= Directions for this task =
Would you set down every entry shown below, precisely as written?

Saved data entries:
◆ ◆ ◆
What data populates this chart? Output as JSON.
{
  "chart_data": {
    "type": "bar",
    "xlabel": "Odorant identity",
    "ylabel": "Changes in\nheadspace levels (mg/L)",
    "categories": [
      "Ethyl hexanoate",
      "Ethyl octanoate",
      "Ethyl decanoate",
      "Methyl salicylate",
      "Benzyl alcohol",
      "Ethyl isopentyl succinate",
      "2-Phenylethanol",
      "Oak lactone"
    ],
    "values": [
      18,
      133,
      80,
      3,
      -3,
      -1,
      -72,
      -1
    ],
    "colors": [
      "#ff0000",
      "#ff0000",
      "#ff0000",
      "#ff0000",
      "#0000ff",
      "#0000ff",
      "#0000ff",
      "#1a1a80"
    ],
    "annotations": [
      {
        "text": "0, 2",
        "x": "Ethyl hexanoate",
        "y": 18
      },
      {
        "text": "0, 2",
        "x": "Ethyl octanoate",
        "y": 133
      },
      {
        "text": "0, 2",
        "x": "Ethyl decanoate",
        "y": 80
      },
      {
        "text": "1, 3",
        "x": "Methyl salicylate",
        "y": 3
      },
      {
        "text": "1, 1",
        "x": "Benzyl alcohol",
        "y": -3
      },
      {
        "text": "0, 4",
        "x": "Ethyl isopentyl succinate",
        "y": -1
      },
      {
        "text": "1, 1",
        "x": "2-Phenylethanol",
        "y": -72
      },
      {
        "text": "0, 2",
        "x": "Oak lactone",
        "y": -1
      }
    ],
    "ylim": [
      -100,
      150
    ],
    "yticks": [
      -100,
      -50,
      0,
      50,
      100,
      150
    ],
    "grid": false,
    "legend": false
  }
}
◆ ◆ ◆
= Result of the task =
What data populates this chart? Output as JSON.
{
  "chart_data": {
    "type": "bar",
    "xlabel": "Odorant identity",
    "ylabel": "Changes in\nheadspace levels (mg/L)",
    "categories": [
      "Ethyl hexanoate",
      "Ethyl octanoate",
      "Ethyl decanoate",
      "Methyl salicylate",
      "Benzyl alcohol",
      "Ethyl isopentyl succinate",
      "2-Phenylethanol",
      "Oak lactone"
    ],
    "values": [
      18,
      133,
      80,
      3,
      -3,
      -1,
      -72,
      -1
    ],
    "colors": [
      "#ff0000",
      "#ff0000",
      "#ff0000",
      "#ff0000",
      "#0000ff",
      "#0000ff",
      "#0000ff",
      "#1a1a80"
    ],
    "annotations": [
      {
        "text": "0, 2",
        "x": "Ethyl hexanoate",
        "y": 18
      },
      {
        "text": "0, 2",
        "x": "Ethyl octanoate",
        "y": 133
      },
      {
        "text": "0, 2",
        "x": "Ethyl decanoate",
        "y": 80
      },
      {
        "text": "1, 3",
        "x": "Methyl salicylate",
        "y": 3
      },
      {
        "text": "1, 1",
        "x": "Benzyl alcohol",
        "y": -3
      },
      {
        "text": "0, 4",
        "x": "Ethyl isopentyl succinate",
        "y": -1
      },
      {
        "text": "1, 1",
        "x": "2-Phenylethanol",
        "y": -72
      },
      {
        "text": "0, 2",
        "x": "Oak lactone",
        "y": -1
      }
    ],
    "ylim": [
      -100,
      150
    ],
    "yticks": [
      -100,
      -50,
      0,
      50,
      100,
      150
    ],
    "grid": false,
    "legend": false
  }
}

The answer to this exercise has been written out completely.